Task statement:
Repeat each entry as written, dropping any picture you find.

Stored entries:
>>>
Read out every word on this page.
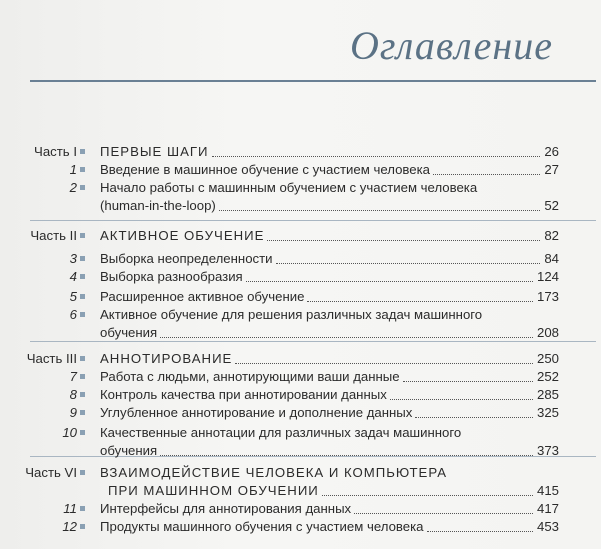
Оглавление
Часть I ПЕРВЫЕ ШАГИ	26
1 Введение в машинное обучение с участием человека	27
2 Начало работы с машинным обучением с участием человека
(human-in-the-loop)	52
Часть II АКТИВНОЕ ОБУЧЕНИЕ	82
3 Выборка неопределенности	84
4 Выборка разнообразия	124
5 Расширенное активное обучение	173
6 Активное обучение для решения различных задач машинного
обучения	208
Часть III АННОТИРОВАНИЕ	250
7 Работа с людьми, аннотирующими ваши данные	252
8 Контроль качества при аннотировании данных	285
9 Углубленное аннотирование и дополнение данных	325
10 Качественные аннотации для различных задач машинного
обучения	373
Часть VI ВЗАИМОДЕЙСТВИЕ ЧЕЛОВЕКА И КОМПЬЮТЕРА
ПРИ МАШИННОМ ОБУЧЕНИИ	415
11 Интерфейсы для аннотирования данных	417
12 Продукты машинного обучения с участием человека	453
<<<
Solution:
Read out every word on this page.
Оглавление
Часть I ПЕРВЫЕ ШАГИ	26
1 Введение в машинное обучение с участием человека	27
2 Начало работы с машинным обучением с участием человека
(human-in-the-loop)	52
Часть II АКТИВНОЕ ОБУЧЕНИЕ	82
3 Выборка неопределенности	84
4 Выборка разнообразия	124
5 Расширенное активное обучение	173
6 Активное обучение для решения различных задач машинного
обучения	208
Часть III АННОТИРОВАНИЕ	250
7 Работа с людьми, аннотирующими ваши данные	252
8 Контроль качества при аннотировании данных	285
9 Углубленное аннотирование и дополнение данных	325
10 Качественные аннотации для различных задач машинного
обучения	373
Часть VI ВЗАИМОДЕЙСТВИЕ ЧЕЛОВЕКА И КОМПЬЮТЕРА
ПРИ МАШИННОМ ОБУЧЕНИИ	415
11 Интерфейсы для аннотирования данных	417
12 Продукты машинного обучения с участием человека	453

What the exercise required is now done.